>> Begin AVAILABLE RECORDS

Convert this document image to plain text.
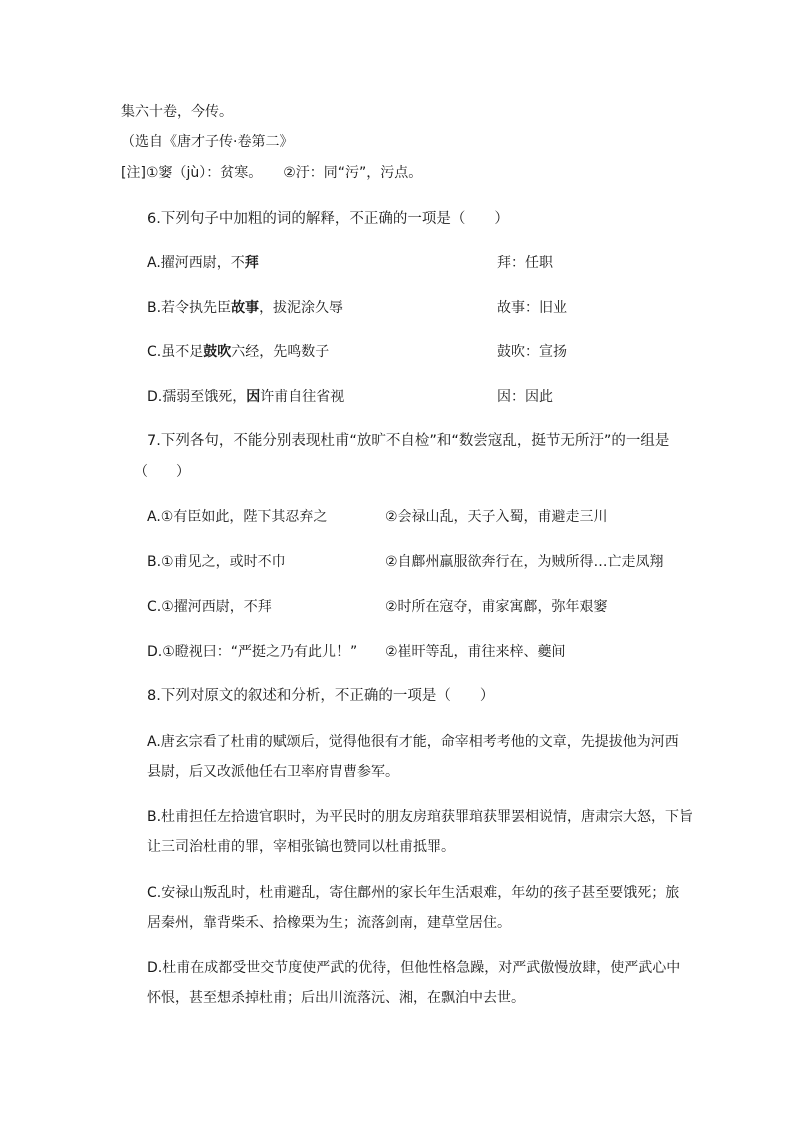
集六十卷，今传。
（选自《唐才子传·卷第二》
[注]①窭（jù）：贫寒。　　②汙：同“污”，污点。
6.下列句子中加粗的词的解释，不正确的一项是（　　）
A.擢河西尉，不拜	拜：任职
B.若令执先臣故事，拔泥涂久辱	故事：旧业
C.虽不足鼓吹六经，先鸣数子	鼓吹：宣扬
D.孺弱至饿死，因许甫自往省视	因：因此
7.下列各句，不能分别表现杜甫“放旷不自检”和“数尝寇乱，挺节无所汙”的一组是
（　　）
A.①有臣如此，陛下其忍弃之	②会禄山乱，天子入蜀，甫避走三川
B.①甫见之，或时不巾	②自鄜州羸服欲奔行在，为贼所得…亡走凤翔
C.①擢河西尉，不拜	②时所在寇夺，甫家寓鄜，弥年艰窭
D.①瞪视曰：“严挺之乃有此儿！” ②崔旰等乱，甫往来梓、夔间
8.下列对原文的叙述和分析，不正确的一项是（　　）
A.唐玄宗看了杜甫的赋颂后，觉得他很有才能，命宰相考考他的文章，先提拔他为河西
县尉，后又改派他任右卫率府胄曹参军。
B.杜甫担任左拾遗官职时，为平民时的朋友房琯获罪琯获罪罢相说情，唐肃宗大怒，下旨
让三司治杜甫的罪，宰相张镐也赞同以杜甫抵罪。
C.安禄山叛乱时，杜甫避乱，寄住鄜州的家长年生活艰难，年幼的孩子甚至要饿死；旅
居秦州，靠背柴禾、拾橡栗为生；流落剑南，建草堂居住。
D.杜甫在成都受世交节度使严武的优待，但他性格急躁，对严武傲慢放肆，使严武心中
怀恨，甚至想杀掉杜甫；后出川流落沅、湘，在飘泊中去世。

>> End AVAILABLE RECORDS
>> Begin AVAILABLE RECORDS

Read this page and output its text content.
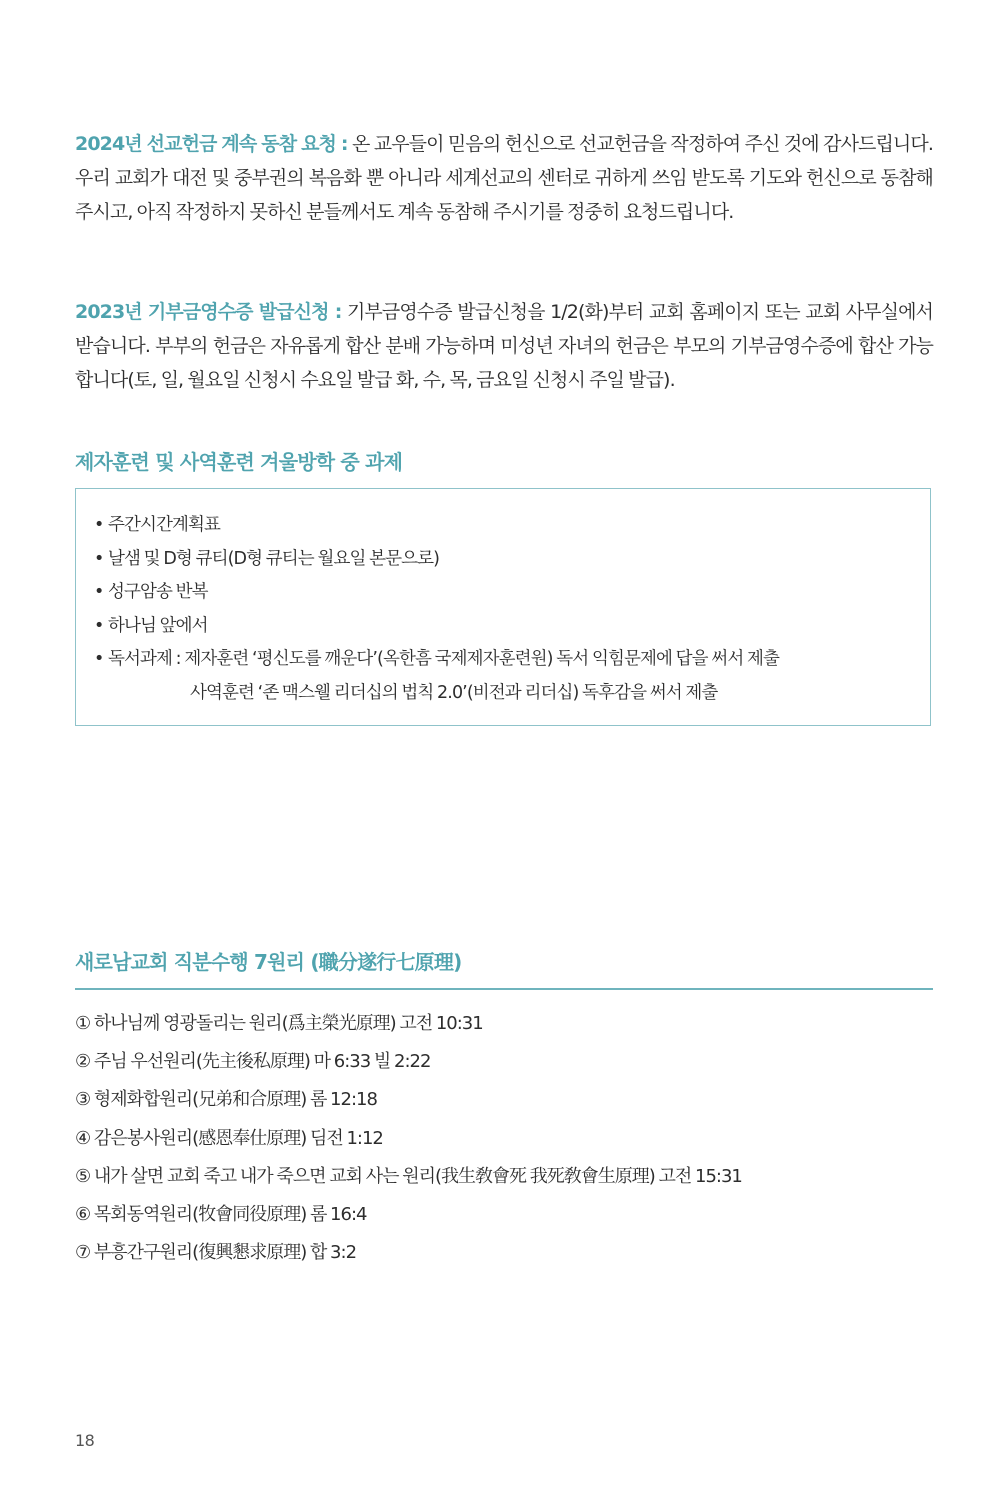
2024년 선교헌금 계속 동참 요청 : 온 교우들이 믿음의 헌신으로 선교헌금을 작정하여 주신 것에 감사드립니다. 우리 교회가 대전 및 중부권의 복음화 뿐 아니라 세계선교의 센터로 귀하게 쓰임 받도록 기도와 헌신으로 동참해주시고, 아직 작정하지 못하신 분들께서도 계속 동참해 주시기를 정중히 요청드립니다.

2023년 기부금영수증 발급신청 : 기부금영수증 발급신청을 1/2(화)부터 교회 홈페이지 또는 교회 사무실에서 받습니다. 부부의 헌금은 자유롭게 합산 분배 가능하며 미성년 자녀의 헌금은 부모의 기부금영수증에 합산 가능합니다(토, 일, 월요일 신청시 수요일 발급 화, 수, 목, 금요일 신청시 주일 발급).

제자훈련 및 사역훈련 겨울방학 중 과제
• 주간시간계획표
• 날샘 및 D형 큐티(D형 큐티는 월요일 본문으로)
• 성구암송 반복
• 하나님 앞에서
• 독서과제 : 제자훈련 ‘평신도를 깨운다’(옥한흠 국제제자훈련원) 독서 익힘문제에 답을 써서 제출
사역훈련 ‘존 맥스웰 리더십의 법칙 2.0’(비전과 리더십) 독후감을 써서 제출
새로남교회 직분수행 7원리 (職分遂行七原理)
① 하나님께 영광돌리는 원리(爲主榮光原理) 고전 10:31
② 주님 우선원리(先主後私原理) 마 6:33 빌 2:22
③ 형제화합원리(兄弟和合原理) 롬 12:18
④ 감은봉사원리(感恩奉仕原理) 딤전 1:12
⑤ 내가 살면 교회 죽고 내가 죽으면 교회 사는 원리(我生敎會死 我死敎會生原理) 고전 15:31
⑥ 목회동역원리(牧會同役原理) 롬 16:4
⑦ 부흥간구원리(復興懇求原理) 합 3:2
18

>> End AVAILABLE RECORDS

■ REQUIREMENT
List all lines where "제자훈련" occurs.

■ TASK RESULT
제자훈련 및 사역훈련 겨울방학 중 과제
• 독서과제 : 제자훈련 ‘평신도를 깨운다’(옥한흠 국제제자훈련원) 독서 익힘문제에 답을 써서 제출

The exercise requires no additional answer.